• **DIRECTIONS FOR THIS TASK**: Copy out each line containing "Output" from the entries below.

* begin *

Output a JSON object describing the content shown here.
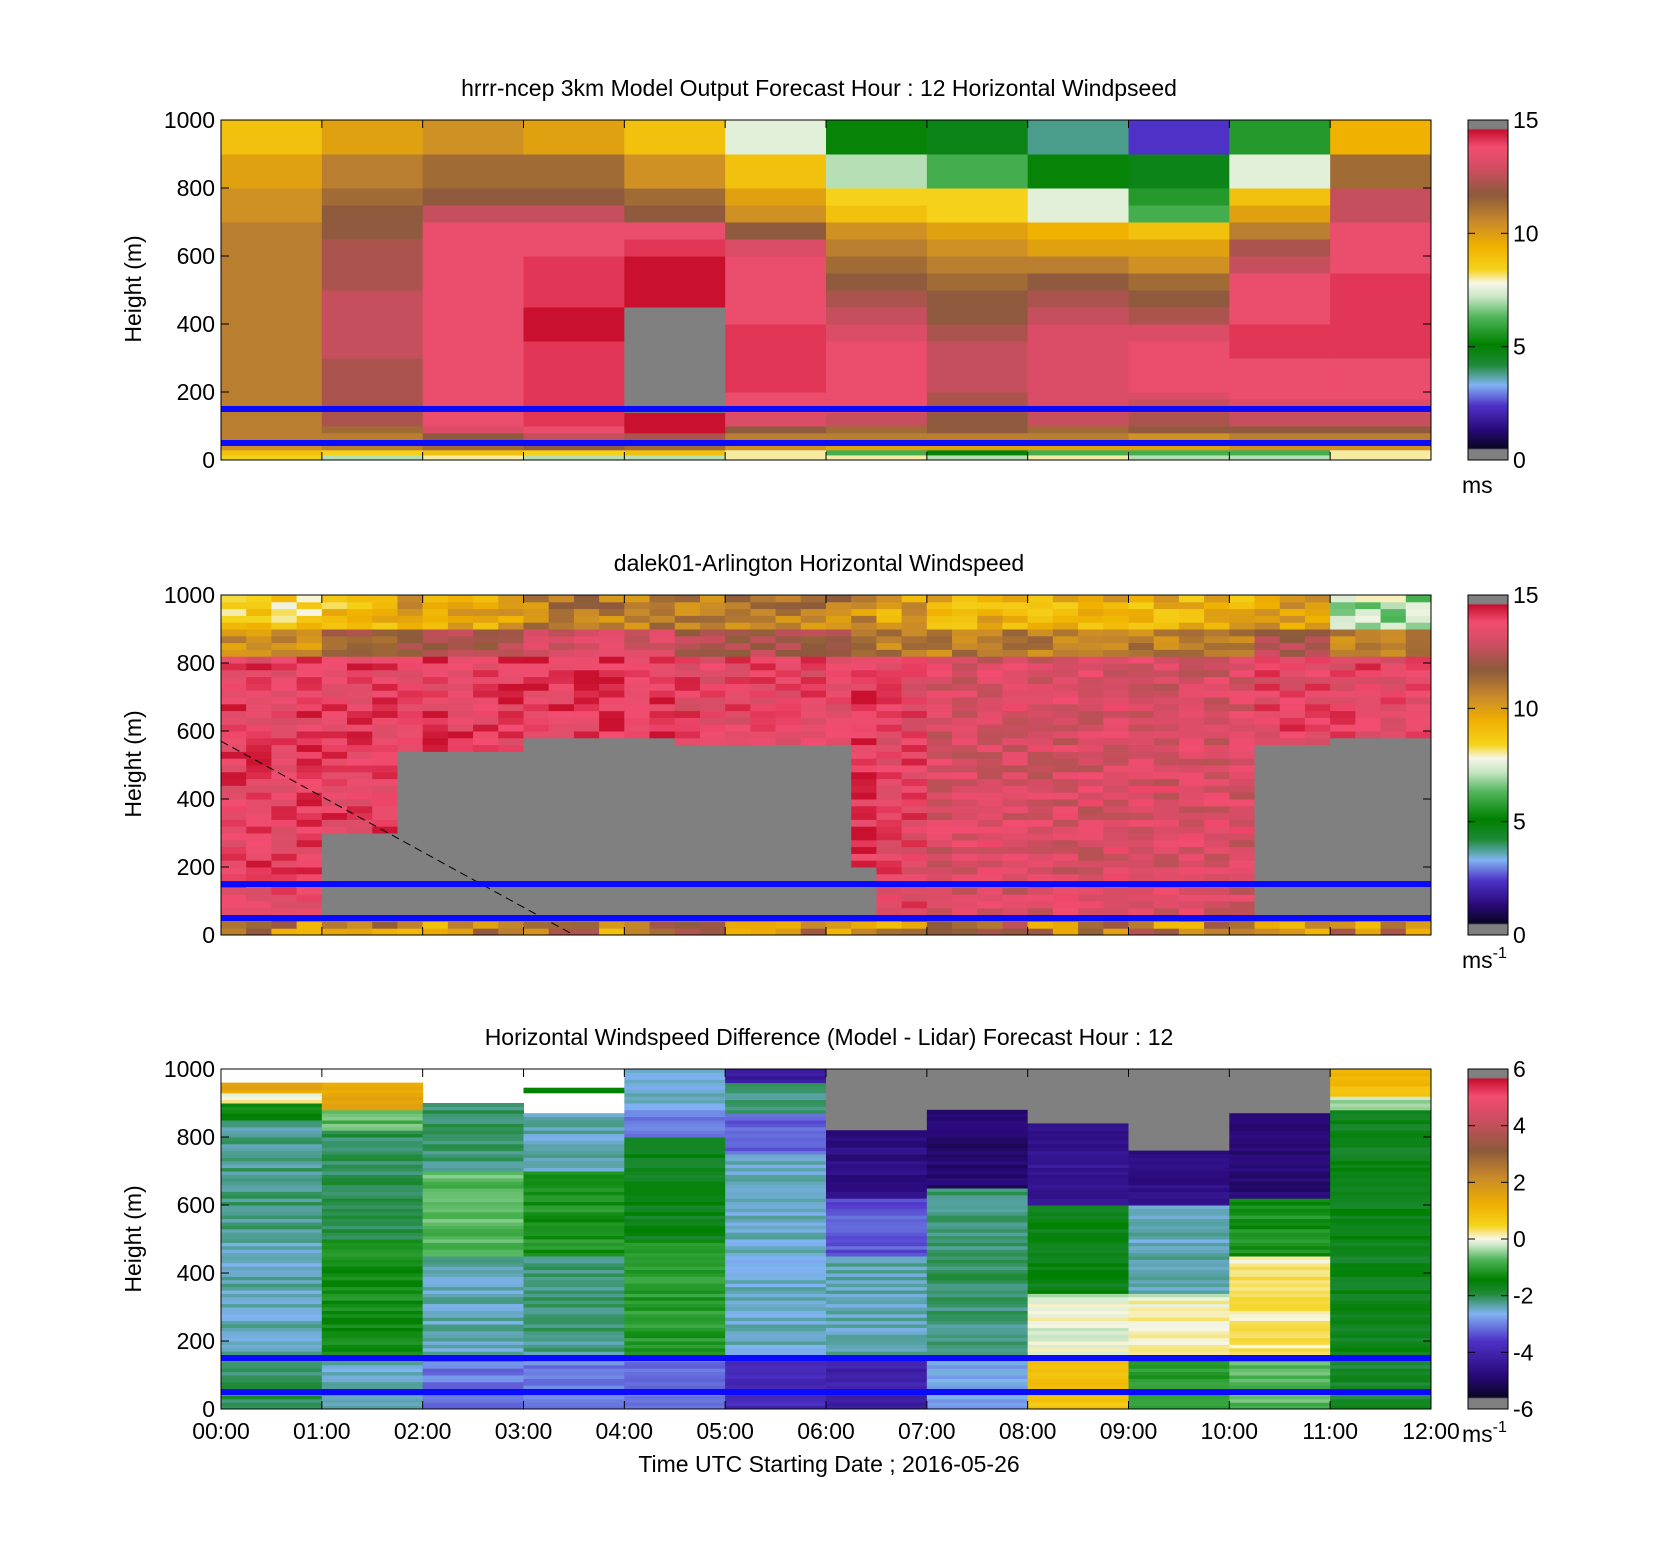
{
  "figure": {
    "xlabel": "Time UTC  Starting Date ; 2016-05-26"
  },
  "chart_data": [
    {
      "type": "heatmap",
      "id": "model",
      "title": "hrrr-ncep 3km Model Output   Forecast Hour : 12 Horizontal Windpseed",
      "ylabel": "Height (m)",
      "ylim": [
        0,
        1000
      ],
      "yticks": [
        "0",
        "200",
        "400",
        "600",
        "800",
        "1000"
      ],
      "xlim": [
        0,
        12
      ],
      "x_tick_labels": [],
      "colorbar": {
        "min": 0,
        "max": 15,
        "ticks": [
          "0",
          "5",
          "10",
          "15"
        ],
        "unit": "ms",
        "unit_sup": "",
        "palette": "speed"
      },
      "reference_lines_m": [
        50,
        150
      ],
      "no_data_color": "#808080",
      "x_edges": [
        0,
        1,
        2,
        3,
        4,
        5,
        6,
        7,
        8,
        9,
        10,
        11,
        12
      ],
      "y_edges": [
        0,
        15,
        30,
        55,
        80,
        100,
        140,
        180,
        200,
        300,
        350,
        400,
        450,
        500,
        550,
        600,
        650,
        700,
        750,
        800,
        900,
        1000
      ],
      "values": [
        [
          8.5,
          7,
          8,
          7,
          7,
          8,
          8,
          7,
          8,
          7,
          7,
          8
        ],
        [
          9,
          8.5,
          9,
          8.5,
          9,
          8,
          6,
          5,
          6,
          6,
          6,
          8
        ],
        [
          10.5,
          11,
          11.5,
          12,
          11.5,
          10.5,
          10,
          10,
          10,
          10,
          10.5,
          10.5
        ],
        [
          11,
          11,
          12,
          13,
          12.5,
          11,
          11,
          11,
          11,
          10.5,
          11,
          11
        ],
        [
          11,
          11.5,
          13.5,
          14,
          15,
          12,
          11.5,
          12,
          11.5,
          12,
          12,
          12
        ],
        [
          11,
          12.5,
          14,
          14.5,
          15,
          13.5,
          13,
          12,
          13,
          12.5,
          13,
          13
        ],
        [
          11,
          12.5,
          14,
          14.5,
          null,
          14,
          14,
          12.5,
          13.5,
          13,
          13.5,
          13.5
        ],
        [
          11,
          12.5,
          14,
          14.5,
          null,
          14,
          14,
          12.5,
          13.5,
          13.5,
          14,
          14
        ],
        [
          11,
          12.5,
          14,
          14.5,
          null,
          14.5,
          14,
          13,
          13.5,
          14,
          14,
          14
        ],
        [
          11,
          13,
          14,
          14.5,
          null,
          14.5,
          14,
          13,
          13.5,
          14,
          14.5,
          14.5
        ],
        [
          11,
          13,
          14,
          15,
          null,
          14.5,
          13.5,
          12.5,
          13.5,
          13.5,
          14.5,
          14.5
        ],
        [
          11,
          13,
          14,
          15,
          null,
          14,
          13,
          12,
          13,
          12.5,
          14,
          14.5
        ],
        [
          11,
          13,
          14,
          14.5,
          15,
          14,
          12.5,
          12,
          12.5,
          12,
          14,
          14.5
        ],
        [
          11,
          12.5,
          14,
          14.5,
          15,
          14,
          12,
          11.5,
          12,
          11.5,
          14,
          14.5
        ],
        [
          11,
          12.5,
          14,
          14.5,
          15,
          14,
          11.5,
          11,
          11,
          10.5,
          13,
          14
        ],
        [
          11,
          12.5,
          14,
          14,
          14.5,
          13.5,
          11,
          10.5,
          10,
          10,
          12.5,
          14
        ],
        [
          11,
          12,
          14,
          14,
          14,
          12,
          10.5,
          10,
          9.5,
          9,
          11,
          14
        ],
        [
          10.5,
          12,
          13,
          13,
          12,
          10.5,
          9,
          8.5,
          7.5,
          6,
          10,
          13
        ],
        [
          10.5,
          11.5,
          12,
          12,
          11.5,
          10,
          8.5,
          8.5,
          7.5,
          5.5,
          9,
          13
        ],
        [
          10,
          11,
          11.5,
          11.5,
          10.5,
          9,
          7,
          6,
          5,
          4.5,
          7.5,
          11.5
        ],
        [
          9,
          10,
          10.5,
          10,
          9,
          7.5,
          5,
          4.5,
          3.5,
          2,
          5.5,
          9.5
        ]
      ]
    },
    {
      "type": "heatmap",
      "id": "lidar",
      "title": "dalek01-Arlington  Horizontal Windspeed",
      "ylabel": "Height (m)",
      "ylim": [
        0,
        1000
      ],
      "yticks": [
        "0",
        "200",
        "400",
        "600",
        "800",
        "1000"
      ],
      "xlim": [
        0,
        12
      ],
      "x_tick_labels": [],
      "colorbar": {
        "min": 0,
        "max": 15,
        "ticks": [
          "0",
          "5",
          "10",
          "15"
        ],
        "unit": "ms",
        "unit_sup": "-1",
        "palette": "speed"
      },
      "reference_lines_m": [
        50,
        150
      ],
      "no_data_color": "#808080",
      "column_width_h": 0.25,
      "column_count": 48,
      "column_profiles": [
        {
          "upto": 4,
          "gray_low": null,
          "gray_high": null,
          "core": 14.2,
          "upper": 10.5,
          "top": 8.5
        },
        {
          "upto": 7,
          "gray_low": 30,
          "gray_high": 300,
          "core": 14.2,
          "upper": 12,
          "top": 9
        },
        {
          "upto": 12,
          "gray_low": 30,
          "gray_high": 540,
          "core": 14.3,
          "upper": 12.5,
          "top": 10
        },
        {
          "upto": 18,
          "gray_low": 30,
          "gray_high": 580,
          "core": 14.5,
          "upper": 13.5,
          "top": 11
        },
        {
          "upto": 25,
          "gray_low": 30,
          "gray_high": 560,
          "core": 14,
          "upper": 12.5,
          "top": 11
        },
        {
          "upto": 26,
          "gray_low": 50,
          "gray_high": 200,
          "core": 14.5,
          "upper": 11.5,
          "top": 10.5
        },
        {
          "upto": 28,
          "gray_low": null,
          "gray_high": null,
          "core": 14,
          "upper": 11,
          "top": 10
        },
        {
          "upto": 41,
          "gray_low": null,
          "gray_high": null,
          "core": 13.5,
          "upper": 11,
          "top": 9.5
        },
        {
          "upto": 44,
          "gray_low": 50,
          "gray_high": 560,
          "core": 14,
          "upper": 12.5,
          "top": 10
        },
        {
          "upto": 48,
          "gray_low": 60,
          "gray_high": 570,
          "core": 14,
          "upper": 11,
          "top": 7
        }
      ],
      "diagonal_line": {
        "from": [
          0,
          570
        ],
        "to": [
          3.5,
          0
        ]
      }
    },
    {
      "type": "heatmap",
      "id": "difference",
      "title": "Horizontal Windspeed Difference (Model - Lidar) Forecast Hour : 12",
      "ylabel": "Height (m)",
      "ylim": [
        0,
        1000
      ],
      "yticks": [
        "0",
        "200",
        "400",
        "600",
        "800",
        "1000"
      ],
      "xlim": [
        0,
        12
      ],
      "x_tick_labels": [
        "00:00",
        "01:00",
        "02:00",
        "03:00",
        "04:00",
        "05:00",
        "06:00",
        "07:00",
        "08:00",
        "09:00",
        "10:00",
        "11:00",
        "12:00"
      ],
      "colorbar": {
        "min": -6,
        "max": 6,
        "ticks": [
          "-6",
          "-4",
          "-2",
          "0",
          "2",
          "4",
          "6"
        ],
        "unit": "ms",
        "unit_sup": "-1",
        "palette": "diff"
      },
      "reference_lines_m": [
        50,
        150
      ],
      "no_data_color": "#808080",
      "x_edges": [
        0,
        1,
        2,
        3,
        4,
        5,
        6,
        7,
        8,
        9,
        10,
        11,
        12
      ],
      "column_segments": [
        [
          [
            0,
            150,
            -2.2
          ],
          [
            150,
            500,
            -2.6
          ],
          [
            500,
            850,
            -2.4
          ],
          [
            850,
            900,
            -1.5
          ],
          [
            900,
            930,
            0.1
          ],
          [
            930,
            960,
            1.5
          ]
        ],
        [
          [
            0,
            150,
            -2.6
          ],
          [
            150,
            500,
            -1.4
          ],
          [
            500,
            820,
            -2.2
          ],
          [
            820,
            880,
            -0.8
          ],
          [
            880,
            960,
            1.5
          ]
        ],
        [
          [
            0,
            160,
            -3.3
          ],
          [
            160,
            450,
            -2.6
          ],
          [
            450,
            700,
            -0.8
          ],
          [
            700,
            900,
            -2.3
          ]
        ],
        [
          [
            0,
            160,
            -3.3
          ],
          [
            160,
            450,
            -2.4
          ],
          [
            450,
            700,
            -1.3
          ],
          [
            700,
            870,
            -2.6
          ],
          [
            930,
            945,
            -1.6
          ]
        ],
        [
          [
            0,
            160,
            -3.4
          ],
          [
            160,
            500,
            -1.2
          ],
          [
            500,
            800,
            -1.8
          ],
          [
            800,
            880,
            -3.4
          ],
          [
            880,
            1000,
            -2.7
          ]
        ],
        [
          [
            0,
            160,
            -4.2
          ],
          [
            160,
            750,
            -2.7
          ],
          [
            750,
            870,
            -3.5
          ],
          [
            870,
            960,
            -2.3
          ],
          [
            960,
            1000,
            -4.6
          ]
        ],
        [
          [
            0,
            160,
            -4.4
          ],
          [
            160,
            450,
            -2.6
          ],
          [
            450,
            620,
            -3.6
          ],
          [
            620,
            820,
            -5
          ]
        ],
        [
          [
            0,
            160,
            -3
          ],
          [
            160,
            650,
            -2.3
          ],
          [
            650,
            880,
            -5.3
          ]
        ],
        [
          [
            0,
            160,
            0.9
          ],
          [
            160,
            320,
            -0.1
          ],
          [
            320,
            340,
            -0.3
          ],
          [
            340,
            600,
            -1.7
          ],
          [
            600,
            840,
            -4.8
          ]
        ],
        [
          [
            0,
            160,
            -1.2
          ],
          [
            160,
            320,
            0.1
          ],
          [
            320,
            340,
            -0.3
          ],
          [
            340,
            600,
            -2.6
          ],
          [
            600,
            760,
            -5
          ]
        ],
        [
          [
            0,
            160,
            -0.8
          ],
          [
            160,
            450,
            0.2
          ],
          [
            450,
            620,
            -1.3
          ],
          [
            620,
            870,
            -5.2
          ]
        ],
        [
          [
            0,
            160,
            -2
          ],
          [
            160,
            880,
            -1.8
          ],
          [
            880,
            920,
            -0.4
          ],
          [
            920,
            1000,
            1
          ]
        ]
      ],
      "column_gray_top": [
        null,
        null,
        null,
        null,
        null,
        null,
        820,
        880,
        840,
        760,
        870,
        null
      ]
    }
  ]
}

* end *

• **RESPONSE**:
Output a JSON object describing the content shown here.
      "title": "hrrr-ncep 3km Model Output   Forecast Hour : 12 Horizontal Windpseed",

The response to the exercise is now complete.